連載 「死」を学ぶ子どもたちーPARTU 第4回

                

 親がガンなどの病に侵されたとき、その事実をどう子どもに伝えるか、たいへん難しい問題です。私が進行性胃がんになったとき、息子は大学生と高校生でした。私の病気のことは、夫から伝えました。もっと小さい子どもだったらどうしただろうなと思います。
 
 私は10月はじめ奄美大島に行きました。土曜日に中学校で「いのちの授業」をやり、日曜日に町立図書館で小学生の親子対象の話をしました。図書館での話を終えたあと、小学生の男の子の手をひいたお母さんが話しかけてこられました。

  「実は、私は2ケ月まえにガンの手術を受けたばかりです。こちら の病院で検査を受けたとき、ガンと分かっていたようですが、私 には告知されていませんでした。もっと詳しい検査を東京の病院 で受けてみたらと周りに勧められ、上京しました。空港で妹から 1冊の本を渡されました。『知りたがりやのガン患者』でした。
 夢中で読みました。不安で胸が押しつぶされそうだったのに、こ の本のおかげで、元気づけられました。たとえ、ガンだとしても 正面から受け止められるという気もちになりました。検査を受け るときガンであってもきちんと伝えてほしいとお願いしました。

演習の目的: 上のがん告知をめぐる文章の続きを、最後の文の後から書き進めてください。

対象データ:
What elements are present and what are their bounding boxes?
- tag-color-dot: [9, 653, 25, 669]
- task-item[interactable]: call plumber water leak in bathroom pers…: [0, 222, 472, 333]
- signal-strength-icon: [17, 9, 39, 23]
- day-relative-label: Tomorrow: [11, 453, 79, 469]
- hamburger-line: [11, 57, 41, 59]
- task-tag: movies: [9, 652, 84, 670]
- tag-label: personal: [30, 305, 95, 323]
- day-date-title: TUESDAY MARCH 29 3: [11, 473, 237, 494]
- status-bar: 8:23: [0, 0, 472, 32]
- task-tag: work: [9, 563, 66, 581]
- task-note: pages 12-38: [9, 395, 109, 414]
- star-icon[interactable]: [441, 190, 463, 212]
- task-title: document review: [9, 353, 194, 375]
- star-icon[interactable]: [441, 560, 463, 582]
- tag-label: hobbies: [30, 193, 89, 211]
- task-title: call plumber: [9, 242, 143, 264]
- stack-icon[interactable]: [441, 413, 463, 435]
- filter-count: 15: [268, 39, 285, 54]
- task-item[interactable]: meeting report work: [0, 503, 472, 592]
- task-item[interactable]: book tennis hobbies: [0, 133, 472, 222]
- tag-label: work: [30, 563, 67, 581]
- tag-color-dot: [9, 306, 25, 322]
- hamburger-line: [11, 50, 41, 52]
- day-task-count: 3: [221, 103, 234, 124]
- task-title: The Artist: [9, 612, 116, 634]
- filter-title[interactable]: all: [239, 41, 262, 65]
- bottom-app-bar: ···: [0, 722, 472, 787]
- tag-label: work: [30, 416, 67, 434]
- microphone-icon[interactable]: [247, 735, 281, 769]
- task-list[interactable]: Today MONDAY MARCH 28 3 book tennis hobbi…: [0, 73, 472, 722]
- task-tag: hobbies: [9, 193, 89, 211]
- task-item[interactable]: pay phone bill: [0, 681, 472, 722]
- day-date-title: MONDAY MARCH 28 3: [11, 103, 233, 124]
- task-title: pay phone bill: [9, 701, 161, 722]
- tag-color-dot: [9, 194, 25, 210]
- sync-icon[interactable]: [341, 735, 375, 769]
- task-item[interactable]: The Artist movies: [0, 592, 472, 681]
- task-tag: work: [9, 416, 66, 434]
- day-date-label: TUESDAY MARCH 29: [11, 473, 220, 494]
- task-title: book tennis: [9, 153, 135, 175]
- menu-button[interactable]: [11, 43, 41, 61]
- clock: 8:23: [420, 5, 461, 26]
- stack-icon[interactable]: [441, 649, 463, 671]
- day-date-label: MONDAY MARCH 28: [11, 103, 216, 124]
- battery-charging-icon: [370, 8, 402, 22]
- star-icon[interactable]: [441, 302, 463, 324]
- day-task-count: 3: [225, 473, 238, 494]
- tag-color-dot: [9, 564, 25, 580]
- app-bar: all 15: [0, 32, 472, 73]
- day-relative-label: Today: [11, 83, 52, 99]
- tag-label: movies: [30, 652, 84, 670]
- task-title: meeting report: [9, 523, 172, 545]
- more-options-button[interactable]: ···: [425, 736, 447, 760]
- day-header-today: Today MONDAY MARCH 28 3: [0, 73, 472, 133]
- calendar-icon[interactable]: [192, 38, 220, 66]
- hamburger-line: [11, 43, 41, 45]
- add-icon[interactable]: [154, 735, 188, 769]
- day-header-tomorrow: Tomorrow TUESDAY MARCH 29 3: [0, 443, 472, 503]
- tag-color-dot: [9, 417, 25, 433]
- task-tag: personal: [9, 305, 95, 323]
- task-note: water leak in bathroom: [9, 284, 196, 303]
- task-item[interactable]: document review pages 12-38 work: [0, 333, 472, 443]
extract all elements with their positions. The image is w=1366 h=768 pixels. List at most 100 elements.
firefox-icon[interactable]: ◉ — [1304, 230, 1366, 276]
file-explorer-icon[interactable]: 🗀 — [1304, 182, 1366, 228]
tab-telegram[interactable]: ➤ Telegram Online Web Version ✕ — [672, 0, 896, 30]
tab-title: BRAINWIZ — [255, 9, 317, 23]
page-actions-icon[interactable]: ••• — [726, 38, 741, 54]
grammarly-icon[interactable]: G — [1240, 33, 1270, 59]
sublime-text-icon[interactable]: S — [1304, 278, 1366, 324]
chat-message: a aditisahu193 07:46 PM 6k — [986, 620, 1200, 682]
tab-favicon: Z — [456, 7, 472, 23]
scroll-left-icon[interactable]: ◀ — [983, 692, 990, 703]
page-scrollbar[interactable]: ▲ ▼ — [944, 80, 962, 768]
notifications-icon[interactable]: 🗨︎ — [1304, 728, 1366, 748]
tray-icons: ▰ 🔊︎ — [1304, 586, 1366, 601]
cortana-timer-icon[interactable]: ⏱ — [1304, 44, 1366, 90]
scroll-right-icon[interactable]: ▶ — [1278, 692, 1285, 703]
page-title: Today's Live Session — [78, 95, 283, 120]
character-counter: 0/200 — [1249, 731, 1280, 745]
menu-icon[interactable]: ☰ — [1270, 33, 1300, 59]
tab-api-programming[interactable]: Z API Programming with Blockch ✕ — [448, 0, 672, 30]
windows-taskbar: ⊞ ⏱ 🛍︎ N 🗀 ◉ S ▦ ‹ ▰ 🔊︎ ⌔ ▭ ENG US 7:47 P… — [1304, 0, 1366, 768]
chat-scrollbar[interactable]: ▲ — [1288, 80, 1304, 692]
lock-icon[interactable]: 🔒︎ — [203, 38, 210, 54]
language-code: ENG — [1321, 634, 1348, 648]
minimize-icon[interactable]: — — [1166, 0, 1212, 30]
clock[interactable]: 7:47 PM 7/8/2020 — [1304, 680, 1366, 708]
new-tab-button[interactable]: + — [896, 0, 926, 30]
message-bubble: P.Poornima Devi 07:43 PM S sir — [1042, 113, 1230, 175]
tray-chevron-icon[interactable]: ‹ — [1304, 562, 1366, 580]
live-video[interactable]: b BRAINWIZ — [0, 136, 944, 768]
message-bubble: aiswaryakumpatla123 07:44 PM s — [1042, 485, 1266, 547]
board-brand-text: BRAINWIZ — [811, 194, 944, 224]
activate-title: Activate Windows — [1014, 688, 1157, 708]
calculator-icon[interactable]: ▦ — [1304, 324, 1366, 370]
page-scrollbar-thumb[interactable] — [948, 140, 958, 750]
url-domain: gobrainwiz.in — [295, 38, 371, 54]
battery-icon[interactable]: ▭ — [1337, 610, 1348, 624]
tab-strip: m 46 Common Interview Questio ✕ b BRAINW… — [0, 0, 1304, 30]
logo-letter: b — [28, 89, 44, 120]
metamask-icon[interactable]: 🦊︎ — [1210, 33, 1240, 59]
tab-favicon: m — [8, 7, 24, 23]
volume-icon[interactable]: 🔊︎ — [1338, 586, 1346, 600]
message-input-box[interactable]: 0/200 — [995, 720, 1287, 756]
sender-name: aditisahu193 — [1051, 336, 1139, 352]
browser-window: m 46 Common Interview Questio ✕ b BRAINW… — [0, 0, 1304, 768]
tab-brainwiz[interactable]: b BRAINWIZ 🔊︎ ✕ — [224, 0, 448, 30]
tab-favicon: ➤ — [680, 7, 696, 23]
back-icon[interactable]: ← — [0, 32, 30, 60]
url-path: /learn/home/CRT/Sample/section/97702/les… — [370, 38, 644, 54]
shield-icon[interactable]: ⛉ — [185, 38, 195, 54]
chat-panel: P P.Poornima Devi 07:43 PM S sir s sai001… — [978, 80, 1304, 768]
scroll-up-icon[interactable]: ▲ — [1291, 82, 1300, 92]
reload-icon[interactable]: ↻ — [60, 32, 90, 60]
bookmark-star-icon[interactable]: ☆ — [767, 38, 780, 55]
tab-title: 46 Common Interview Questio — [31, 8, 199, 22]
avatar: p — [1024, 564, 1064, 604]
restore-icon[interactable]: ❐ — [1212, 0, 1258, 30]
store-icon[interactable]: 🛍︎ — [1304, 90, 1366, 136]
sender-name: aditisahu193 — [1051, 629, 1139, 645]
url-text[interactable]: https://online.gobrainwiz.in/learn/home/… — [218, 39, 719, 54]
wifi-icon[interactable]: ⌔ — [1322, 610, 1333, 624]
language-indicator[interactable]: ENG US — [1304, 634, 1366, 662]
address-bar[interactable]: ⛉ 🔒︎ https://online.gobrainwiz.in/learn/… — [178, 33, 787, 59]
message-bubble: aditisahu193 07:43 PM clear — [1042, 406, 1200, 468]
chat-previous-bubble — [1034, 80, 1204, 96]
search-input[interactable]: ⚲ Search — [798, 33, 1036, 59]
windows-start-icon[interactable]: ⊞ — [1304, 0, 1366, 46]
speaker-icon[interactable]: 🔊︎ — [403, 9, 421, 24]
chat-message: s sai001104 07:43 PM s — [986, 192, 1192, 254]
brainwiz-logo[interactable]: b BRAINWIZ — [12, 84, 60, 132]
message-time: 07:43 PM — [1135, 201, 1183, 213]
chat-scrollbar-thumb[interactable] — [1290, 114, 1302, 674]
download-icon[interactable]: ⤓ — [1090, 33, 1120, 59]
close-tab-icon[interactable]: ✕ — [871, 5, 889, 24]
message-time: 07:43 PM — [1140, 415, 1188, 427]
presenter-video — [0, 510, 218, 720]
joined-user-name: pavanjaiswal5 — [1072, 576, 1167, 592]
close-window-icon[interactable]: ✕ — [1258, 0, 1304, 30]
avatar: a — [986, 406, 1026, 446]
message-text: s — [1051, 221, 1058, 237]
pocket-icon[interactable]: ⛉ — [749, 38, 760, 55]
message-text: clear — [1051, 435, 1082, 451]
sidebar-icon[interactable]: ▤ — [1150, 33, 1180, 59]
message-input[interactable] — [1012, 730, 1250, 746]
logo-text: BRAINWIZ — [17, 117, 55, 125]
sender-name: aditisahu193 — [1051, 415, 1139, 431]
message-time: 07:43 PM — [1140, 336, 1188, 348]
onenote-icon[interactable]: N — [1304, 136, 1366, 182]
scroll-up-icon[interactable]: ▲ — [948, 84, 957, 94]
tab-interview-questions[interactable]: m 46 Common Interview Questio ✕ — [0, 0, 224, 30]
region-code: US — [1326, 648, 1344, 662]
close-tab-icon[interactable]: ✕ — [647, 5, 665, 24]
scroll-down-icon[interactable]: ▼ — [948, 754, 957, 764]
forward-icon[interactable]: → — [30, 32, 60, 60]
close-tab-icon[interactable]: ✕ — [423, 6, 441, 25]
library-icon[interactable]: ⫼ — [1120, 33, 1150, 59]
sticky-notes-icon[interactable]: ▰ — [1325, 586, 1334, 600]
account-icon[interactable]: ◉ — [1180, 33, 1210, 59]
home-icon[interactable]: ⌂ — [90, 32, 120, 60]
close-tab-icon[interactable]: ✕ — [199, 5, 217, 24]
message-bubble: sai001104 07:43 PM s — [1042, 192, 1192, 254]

出力:
 そのまま、その病院で手術を受けました。子どもにはなかなか言 えなかったのですが、昨日の『いのちの授業』を聞いて、中学校 の子には、『お母さんもガンだけど、種村先生みたいに頑張るか らね』と話しました。きょうは、小学校のこの子にも話を聞かせ たくてやってきました。あの本を書いた人にこんなに早く会える とは思いませんでした。ありがとうございました。」
 
 私には、涙ながらに話されるその方の手を握りしめることしかできませんでした。でもきっと家族みんなに応援されて、これからもガンと向き合っていかれることでしょう。
 10月末には大阪に出かけました。子どもたちと一緒に授業を聞いてくださったお母さんの一人からメールが届きました。その方は7年前に胃がんで全摘手術を受けていらっしゃるとか。子どもさんが幼稚園だったそうです。子どもさんもそのことを知っています。
一般に、小学生の子に親がガンである事実を知らせるのは「かわいそう」と思われています。でも、私は知らせないことの方がかわいそうだと思います。
 「なんでもないんだ。もうじき元気になるから」などと説明されていて、もし別れを迎えることになったら、遺された子どもは、それこそショックで立ち直れなくなります。もちろん、知らせること
で一時的にはたいへんな衝撃を受けます。死による別れへの恐れに苦しむでしょう。それでも、子どもはきちんと受けとめる力をもっています。

 いのちの授業に出かけた学校から届く感想に、ときたま「ぼくのお母さんも、ガンで亡くなりました。お母さんは、100%生きたと思います。」というようなのが含まれています。小さい子を遺して逝くつらさ、想像するだけでも胸が張り裂けそうです。でも、わが子にこういう風に思い出してもらえるような生き方ができたらと思います。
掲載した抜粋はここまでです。